Chart and figure data
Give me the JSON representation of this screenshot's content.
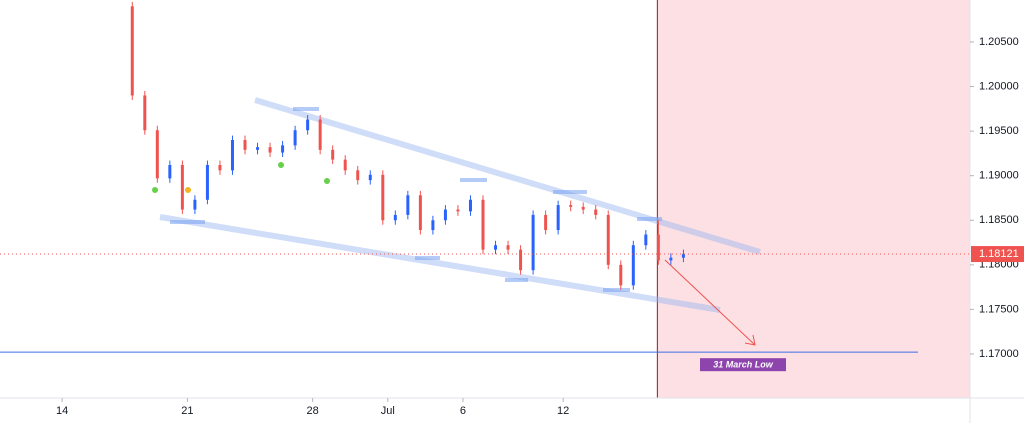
{
  "chart_data": {
    "type": "candlestick",
    "x": [
      2.8,
      3.3,
      3.8,
      4.3,
      4.8,
      5.3,
      5.8,
      6.3,
      6.8,
      7.3,
      7.8,
      8.3,
      8.8,
      9.3,
      9.8,
      10.3,
      10.8,
      11.3,
      11.8,
      12.3,
      12.8,
      13.3,
      13.8,
      14.3,
      14.8,
      15.3,
      15.8,
      16.3,
      16.8,
      17.3,
      17.8,
      18.3,
      18.8,
      19.3,
      19.8,
      20.3,
      20.8,
      21.3,
      21.8,
      22.3,
      22.8,
      23.3,
      23.8,
      24.3,
      24.8
    ],
    "open": [
      1.209,
      1.199,
      1.1951,
      1.1897,
      1.1912,
      1.1862,
      1.1873,
      1.1912,
      1.1906,
      1.194,
      1.1929,
      1.1932,
      1.1926,
      1.1934,
      1.1951,
      1.1963,
      1.1929,
      1.1918,
      1.1906,
      1.1895,
      1.1901,
      1.185,
      1.1856,
      1.1878,
      1.1839,
      1.185,
      1.1862,
      1.186,
      1.1873,
      1.1817,
      1.1822,
      1.1817,
      1.1794,
      1.1856,
      1.1839,
      1.1867,
      1.1865,
      1.1862,
      1.1856,
      1.18,
      1.1777,
      1.1822,
      1.1834,
      1.1805,
      1.1808
    ],
    "high": [
      1.2095,
      1.1995,
      1.1956,
      1.1917,
      1.1917,
      1.1878,
      1.1917,
      1.1917,
      1.1945,
      1.1945,
      1.1937,
      1.1937,
      1.1939,
      1.1956,
      1.1968,
      1.1968,
      1.1934,
      1.1923,
      1.1911,
      1.1906,
      1.1906,
      1.1861,
      1.1883,
      1.1883,
      1.1855,
      1.1867,
      1.1867,
      1.1878,
      1.1878,
      1.1827,
      1.1827,
      1.1822,
      1.1861,
      1.1861,
      1.1872,
      1.1872,
      1.187,
      1.1867,
      1.1861,
      1.1805,
      1.1827,
      1.1839,
      1.185,
      1.1813,
      1.1817
    ],
    "low": [
      1.1985,
      1.1946,
      1.1892,
      1.1892,
      1.1857,
      1.1857,
      1.1868,
      1.1901,
      1.1901,
      1.1924,
      1.1924,
      1.1921,
      1.1921,
      1.1929,
      1.1946,
      1.1924,
      1.1913,
      1.1901,
      1.189,
      1.189,
      1.1845,
      1.1845,
      1.1851,
      1.1834,
      1.1834,
      1.1845,
      1.1855,
      1.1855,
      1.1812,
      1.1812,
      1.1812,
      1.1789,
      1.1789,
      1.1834,
      1.1834,
      1.186,
      1.1857,
      1.1851,
      1.1795,
      1.1772,
      1.1772,
      1.1817,
      1.18,
      1.18,
      1.1803
    ],
    "close": [
      1.199,
      1.1951,
      1.1897,
      1.1912,
      1.1862,
      1.1873,
      1.1912,
      1.1906,
      1.194,
      1.1929,
      1.1932,
      1.1926,
      1.1934,
      1.1951,
      1.1963,
      1.1929,
      1.1918,
      1.1906,
      1.1895,
      1.1901,
      1.185,
      1.1856,
      1.1878,
      1.1839,
      1.185,
      1.1862,
      1.186,
      1.1873,
      1.1817,
      1.1822,
      1.1817,
      1.1794,
      1.1856,
      1.1839,
      1.1867,
      1.1865,
      1.1862,
      1.1856,
      1.18,
      1.1777,
      1.1822,
      1.1834,
      1.1805,
      1.1808,
      1.1812
    ],
    "up_color": "#2962ff",
    "down_color": "#ef5350",
    "xlim": [
      -2.48,
      36.24
    ],
    "xticks": [
      {
        "value": 0,
        "label": "14"
      },
      {
        "value": 5,
        "label": "21"
      },
      {
        "value": 10,
        "label": "28"
      },
      {
        "value": 13,
        "label": "Jul"
      },
      {
        "value": 16,
        "label": "6"
      },
      {
        "value": 20,
        "label": "12"
      }
    ],
    "ylim": [
      1.16506,
      1.20971
    ],
    "yticks": [
      {
        "value": 1.17,
        "label": "1.17000"
      },
      {
        "value": 1.175,
        "label": "1.17500"
      },
      {
        "value": 1.18,
        "label": "1.18000"
      },
      {
        "value": 1.185,
        "label": "1.18500"
      },
      {
        "value": 1.19,
        "label": "1.19000"
      },
      {
        "value": 1.195,
        "label": "1.19500"
      },
      {
        "value": 1.2,
        "label": "1.20000"
      },
      {
        "value": 1.205,
        "label": "1.20500"
      }
    ],
    "last_price": 1.18121,
    "vertical_line_x": 23.76,
    "annotation": {
      "text": "31 March Low",
      "value": 1.1702
    }
  }
}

### [What you are asked to do]
Retype the whole listing, keeping every line identical and omitting all pictures.

### [The completed task]
Give me the JSON representation of this screenshot's content.
{
  "chart_data": {
    "type": "candlestick",
    "x": [
      2.8,
      3.3,
      3.8,
      4.3,
      4.8,
      5.3,
      5.8,
      6.3,
      6.8,
      7.3,
      7.8,
      8.3,
      8.8,
      9.3,
      9.8,
      10.3,
      10.8,
      11.3,
      11.8,
      12.3,
      12.8,
      13.3,
      13.8,
      14.3,
      14.8,
      15.3,
      15.8,
      16.3,
      16.8,
      17.3,
      17.8,
      18.3,
      18.8,
      19.3,
      19.8,
      20.3,
      20.8,
      21.3,
      21.8,
      22.3,
      22.8,
      23.3,
      23.8,
      24.3,
      24.8
    ],
    "open": [
      1.209,
      1.199,
      1.1951,
      1.1897,
      1.1912,
      1.1862,
      1.1873,
      1.1912,
      1.1906,
      1.194,
      1.1929,
      1.1932,
      1.1926,
      1.1934,
      1.1951,
      1.1963,
      1.1929,
      1.1918,
      1.1906,
      1.1895,
      1.1901,
      1.185,
      1.1856,
      1.1878,
      1.1839,
      1.185,
      1.1862,
      1.186,
      1.1873,
      1.1817,
      1.1822,
      1.1817,
      1.1794,
      1.1856,
      1.1839,
      1.1867,
      1.1865,
      1.1862,
      1.1856,
      1.18,
      1.1777,
      1.1822,
      1.1834,
      1.1805,
      1.1808
    ],
    "high": [
      1.2095,
      1.1995,
      1.1956,
      1.1917,
      1.1917,
      1.1878,
      1.1917,
      1.1917,
      1.1945,
      1.1945,
      1.1937,
      1.1937,
      1.1939,
      1.1956,
      1.1968,
      1.1968,
      1.1934,
      1.1923,
      1.1911,
      1.1906,
      1.1906,
      1.1861,
      1.1883,
      1.1883,
      1.1855,
      1.1867,
      1.1867,
      1.1878,
      1.1878,
      1.1827,
      1.1827,
      1.1822,
      1.1861,
      1.1861,
      1.1872,
      1.1872,
      1.187,
      1.1867,
      1.1861,
      1.1805,
      1.1827,
      1.1839,
      1.185,
      1.1813,
      1.1817
    ],
    "low": [
      1.1985,
      1.1946,
      1.1892,
      1.1892,
      1.1857,
      1.1857,
      1.1868,
      1.1901,
      1.1901,
      1.1924,
      1.1924,
      1.1921,
      1.1921,
      1.1929,
      1.1946,
      1.1924,
      1.1913,
      1.1901,
      1.189,
      1.189,
      1.1845,
      1.1845,
      1.1851,
      1.1834,
      1.1834,
      1.1845,
      1.1855,
      1.1855,
      1.1812,
      1.1812,
      1.1812,
      1.1789,
      1.1789,
      1.1834,
      1.1834,
      1.186,
      1.1857,
      1.1851,
      1.1795,
      1.1772,
      1.1772,
      1.1817,
      1.18,
      1.18,
      1.1803
    ],
    "close": [
      1.199,
      1.1951,
      1.1897,
      1.1912,
      1.1862,
      1.1873,
      1.1912,
      1.1906,
      1.194,
      1.1929,
      1.1932,
      1.1926,
      1.1934,
      1.1951,
      1.1963,
      1.1929,
      1.1918,
      1.1906,
      1.1895,
      1.1901,
      1.185,
      1.1856,
      1.1878,
      1.1839,
      1.185,
      1.1862,
      1.186,
      1.1873,
      1.1817,
      1.1822,
      1.1817,
      1.1794,
      1.1856,
      1.1839,
      1.1867,
      1.1865,
      1.1862,
      1.1856,
      1.18,
      1.1777,
      1.1822,
      1.1834,
      1.1805,
      1.1808,
      1.1812
    ],
    "up_color": "#2962ff",
    "down_color": "#ef5350",
    "xlim": [
      -2.48,
      36.24
    ],
    "xticks": [
      {
        "value": 0,
        "label": "14"
      },
      {
        "value": 5,
        "label": "21"
      },
      {
        "value": 10,
        "label": "28"
      },
      {
        "value": 13,
        "label": "Jul"
      },
      {
        "value": 16,
        "label": "6"
      },
      {
        "value": 20,
        "label": "12"
      }
    ],
    "ylim": [
      1.16506,
      1.20971
    ],
    "yticks": [
      {
        "value": 1.17,
        "label": "1.17000"
      },
      {
        "value": 1.175,
        "label": "1.17500"
      },
      {
        "value": 1.18,
        "label": "1.18000"
      },
      {
        "value": 1.185,
        "label": "1.18500"
      },
      {
        "value": 1.19,
        "label": "1.19000"
      },
      {
        "value": 1.195,
        "label": "1.19500"
      },
      {
        "value": 1.2,
        "label": "1.20000"
      },
      {
        "value": 1.205,
        "label": "1.20500"
      }
    ],
    "last_price": 1.18121,
    "vertical_line_x": 23.76,
    "annotation": {
      "text": "31 March Low",
      "value": 1.1702
    }
  }
}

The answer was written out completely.